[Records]
↓
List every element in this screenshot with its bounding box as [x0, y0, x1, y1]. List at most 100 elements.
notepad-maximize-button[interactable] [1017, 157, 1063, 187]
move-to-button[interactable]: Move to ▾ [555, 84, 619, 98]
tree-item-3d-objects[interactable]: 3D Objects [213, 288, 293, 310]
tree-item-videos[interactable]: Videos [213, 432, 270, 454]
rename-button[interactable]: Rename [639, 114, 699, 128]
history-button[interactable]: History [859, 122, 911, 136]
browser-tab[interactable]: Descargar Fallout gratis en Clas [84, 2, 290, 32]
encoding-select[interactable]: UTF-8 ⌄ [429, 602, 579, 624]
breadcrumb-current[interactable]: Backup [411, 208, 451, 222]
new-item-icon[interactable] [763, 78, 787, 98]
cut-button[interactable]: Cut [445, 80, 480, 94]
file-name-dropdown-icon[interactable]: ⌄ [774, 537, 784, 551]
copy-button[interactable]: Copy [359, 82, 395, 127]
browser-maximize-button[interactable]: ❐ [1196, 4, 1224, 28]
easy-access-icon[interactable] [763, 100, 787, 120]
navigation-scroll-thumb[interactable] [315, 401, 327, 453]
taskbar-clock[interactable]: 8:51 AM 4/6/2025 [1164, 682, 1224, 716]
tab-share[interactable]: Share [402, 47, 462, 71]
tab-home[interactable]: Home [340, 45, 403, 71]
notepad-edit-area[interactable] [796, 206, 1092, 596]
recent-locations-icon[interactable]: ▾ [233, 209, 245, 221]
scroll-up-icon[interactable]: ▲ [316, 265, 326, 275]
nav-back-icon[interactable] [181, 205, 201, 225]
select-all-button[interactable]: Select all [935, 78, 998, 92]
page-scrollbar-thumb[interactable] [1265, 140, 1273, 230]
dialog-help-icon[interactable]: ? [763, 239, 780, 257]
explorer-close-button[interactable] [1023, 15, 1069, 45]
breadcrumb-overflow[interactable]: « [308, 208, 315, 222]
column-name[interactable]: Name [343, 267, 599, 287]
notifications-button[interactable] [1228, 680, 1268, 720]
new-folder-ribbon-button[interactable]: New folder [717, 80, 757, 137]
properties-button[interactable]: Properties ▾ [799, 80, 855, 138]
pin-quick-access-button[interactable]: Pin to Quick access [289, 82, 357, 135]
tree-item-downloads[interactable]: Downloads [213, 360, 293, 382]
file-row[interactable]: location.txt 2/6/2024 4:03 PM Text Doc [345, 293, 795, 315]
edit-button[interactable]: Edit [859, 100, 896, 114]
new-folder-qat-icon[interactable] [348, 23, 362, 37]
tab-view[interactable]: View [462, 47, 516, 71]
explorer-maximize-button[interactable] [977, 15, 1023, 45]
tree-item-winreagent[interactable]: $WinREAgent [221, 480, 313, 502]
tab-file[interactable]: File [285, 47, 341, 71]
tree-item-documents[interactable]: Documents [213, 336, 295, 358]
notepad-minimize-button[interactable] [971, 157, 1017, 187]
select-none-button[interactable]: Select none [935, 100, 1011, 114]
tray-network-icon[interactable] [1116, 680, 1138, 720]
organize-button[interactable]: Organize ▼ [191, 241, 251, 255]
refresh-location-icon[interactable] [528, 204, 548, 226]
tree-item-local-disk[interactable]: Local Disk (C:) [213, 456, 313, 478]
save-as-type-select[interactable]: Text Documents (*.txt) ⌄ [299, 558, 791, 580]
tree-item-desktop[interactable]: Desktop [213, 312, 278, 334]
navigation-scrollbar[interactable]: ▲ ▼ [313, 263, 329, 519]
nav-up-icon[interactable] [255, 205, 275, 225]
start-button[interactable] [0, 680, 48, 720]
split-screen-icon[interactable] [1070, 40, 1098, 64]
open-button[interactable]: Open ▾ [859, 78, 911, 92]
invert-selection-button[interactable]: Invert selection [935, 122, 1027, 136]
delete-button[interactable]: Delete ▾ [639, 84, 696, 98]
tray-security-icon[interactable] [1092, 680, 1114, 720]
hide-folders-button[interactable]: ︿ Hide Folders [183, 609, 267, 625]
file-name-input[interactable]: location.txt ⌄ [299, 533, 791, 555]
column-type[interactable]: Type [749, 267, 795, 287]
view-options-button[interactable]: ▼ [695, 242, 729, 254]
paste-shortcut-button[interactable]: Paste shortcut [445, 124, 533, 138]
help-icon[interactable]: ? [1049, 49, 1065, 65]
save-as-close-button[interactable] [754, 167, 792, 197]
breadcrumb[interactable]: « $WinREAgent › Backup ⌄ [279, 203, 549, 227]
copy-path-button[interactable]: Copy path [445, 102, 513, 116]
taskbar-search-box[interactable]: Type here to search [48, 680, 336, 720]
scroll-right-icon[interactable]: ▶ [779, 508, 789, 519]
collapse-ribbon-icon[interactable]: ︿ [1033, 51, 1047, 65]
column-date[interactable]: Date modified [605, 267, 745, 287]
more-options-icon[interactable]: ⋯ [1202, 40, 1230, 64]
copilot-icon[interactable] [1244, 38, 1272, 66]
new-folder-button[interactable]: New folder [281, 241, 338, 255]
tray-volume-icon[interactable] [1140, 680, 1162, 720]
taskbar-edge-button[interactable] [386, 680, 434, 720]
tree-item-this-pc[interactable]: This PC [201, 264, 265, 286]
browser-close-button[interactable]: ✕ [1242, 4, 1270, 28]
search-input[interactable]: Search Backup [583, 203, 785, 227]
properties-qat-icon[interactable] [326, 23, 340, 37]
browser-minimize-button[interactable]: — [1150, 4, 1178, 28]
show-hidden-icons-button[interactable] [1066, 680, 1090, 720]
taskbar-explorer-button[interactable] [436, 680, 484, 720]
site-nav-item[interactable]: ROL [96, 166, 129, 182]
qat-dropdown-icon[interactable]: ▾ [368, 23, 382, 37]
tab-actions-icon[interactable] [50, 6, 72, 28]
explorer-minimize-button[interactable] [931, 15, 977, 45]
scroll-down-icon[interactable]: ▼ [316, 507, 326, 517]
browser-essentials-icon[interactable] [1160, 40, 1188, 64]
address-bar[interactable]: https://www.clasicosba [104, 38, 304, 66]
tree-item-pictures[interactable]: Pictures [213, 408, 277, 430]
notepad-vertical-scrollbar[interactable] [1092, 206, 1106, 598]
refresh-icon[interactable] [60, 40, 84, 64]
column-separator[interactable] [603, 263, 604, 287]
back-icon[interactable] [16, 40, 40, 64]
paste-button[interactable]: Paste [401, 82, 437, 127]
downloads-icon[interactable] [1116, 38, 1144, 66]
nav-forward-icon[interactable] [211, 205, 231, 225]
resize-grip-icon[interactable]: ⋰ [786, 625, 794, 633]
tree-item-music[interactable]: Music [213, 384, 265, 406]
↑
*What needs to be done*:
Put the material into a Markdown table with the columns Row and Line, starting at its first line and stopping after the line that contains "tree-item-3d-objects[interactable]: 3D Objects". Give each non-blank line its own numbered row and leave out any blank lines.

*Written response*:
| Row | Line |
|---|---|
| 1 | List every element in this screenshot with its bounding box as [x0, y0, x1, y1]. List at most 100 elements. |
| 2 | notepad-maximize-button[interactable] [1017, 157, 1063, 187] |
| 3 | move-to-button[interactable]: Move to ▾ [555, 84, 619, 98] |
| 4 | tree-item-3d-objects[interactable]: 3D Objects [213, 288, 293, 310] |